* [What you need to do]:
Every record should be written out exactly, please.
== Given records
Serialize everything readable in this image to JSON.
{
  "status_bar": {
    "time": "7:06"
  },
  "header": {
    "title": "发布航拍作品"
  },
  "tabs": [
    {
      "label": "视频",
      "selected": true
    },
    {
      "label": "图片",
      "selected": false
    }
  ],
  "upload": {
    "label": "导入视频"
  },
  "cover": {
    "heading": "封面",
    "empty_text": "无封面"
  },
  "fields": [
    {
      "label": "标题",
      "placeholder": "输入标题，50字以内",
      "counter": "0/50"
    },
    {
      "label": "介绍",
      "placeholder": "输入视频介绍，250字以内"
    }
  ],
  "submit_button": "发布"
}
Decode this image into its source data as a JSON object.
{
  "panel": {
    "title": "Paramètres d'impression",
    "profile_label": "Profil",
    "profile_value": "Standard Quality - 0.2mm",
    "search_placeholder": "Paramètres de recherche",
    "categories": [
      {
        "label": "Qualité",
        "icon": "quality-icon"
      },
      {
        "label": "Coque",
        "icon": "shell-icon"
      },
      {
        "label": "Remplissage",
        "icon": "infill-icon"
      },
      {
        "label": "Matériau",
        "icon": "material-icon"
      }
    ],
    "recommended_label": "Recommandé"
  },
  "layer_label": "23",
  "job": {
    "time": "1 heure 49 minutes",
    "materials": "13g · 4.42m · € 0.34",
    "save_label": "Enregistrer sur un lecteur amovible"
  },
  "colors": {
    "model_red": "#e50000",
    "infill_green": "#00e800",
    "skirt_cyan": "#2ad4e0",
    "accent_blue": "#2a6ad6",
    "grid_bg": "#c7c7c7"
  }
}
====
* [Finished task]:
Serialize everything readable in this image to JSON.
{
  "status_bar": {
    "time": "7:06"
  },
  "header": {
    "title": "发布航拍作品"
  },
  "tabs": [
    {
      "label": "视频",
      "selected": true
    },
    {
      "label": "图片",
      "selected": false
    }
  ],
  "upload": {
    "label": "导入视频"
  },
  "cover": {
    "heading": "封面",
    "empty_text": "无封面"
  },
  "fields": [
    {
      "label": "标题",
      "placeholder": "输入标题，50字以内",
      "counter": "0/50"
    },
    {
      "label": "介绍",
      "placeholder": "输入视频介绍，250字以内"
    }
  ],
  "submit_button": "发布"
}
Decode this image into its source data as a JSON object.
{
  "panel": {
    "title": "Paramètres d'impression",
    "profile_label": "Profil",
    "profile_value": "Standard Quality - 0.2mm",
    "search_placeholder": "Paramètres de recherche",
    "categories": [
      {
        "label": "Qualité",
        "icon": "quality-icon"
      },
      {
        "label": "Coque",
        "icon": "shell-icon"
      },
      {
        "label": "Remplissage",
        "icon": "infill-icon"
      },
      {
        "label": "Matériau",
        "icon": "material-icon"
      }
    ],
    "recommended_label": "Recommandé"
  },
  "layer_label": "23",
  "job": {
    "time": "1 heure 49 minutes",
    "materials": "13g · 4.42m · € 0.34",
    "save_label": "Enregistrer sur un lecteur amovible"
  },
  "colors": {
    "model_red": "#e50000",
    "infill_green": "#00e800",
    "skirt_cyan": "#2ad4e0",
    "accent_blue": "#2a6ad6",
    "grid_bg": "#c7c7c7"
  }
}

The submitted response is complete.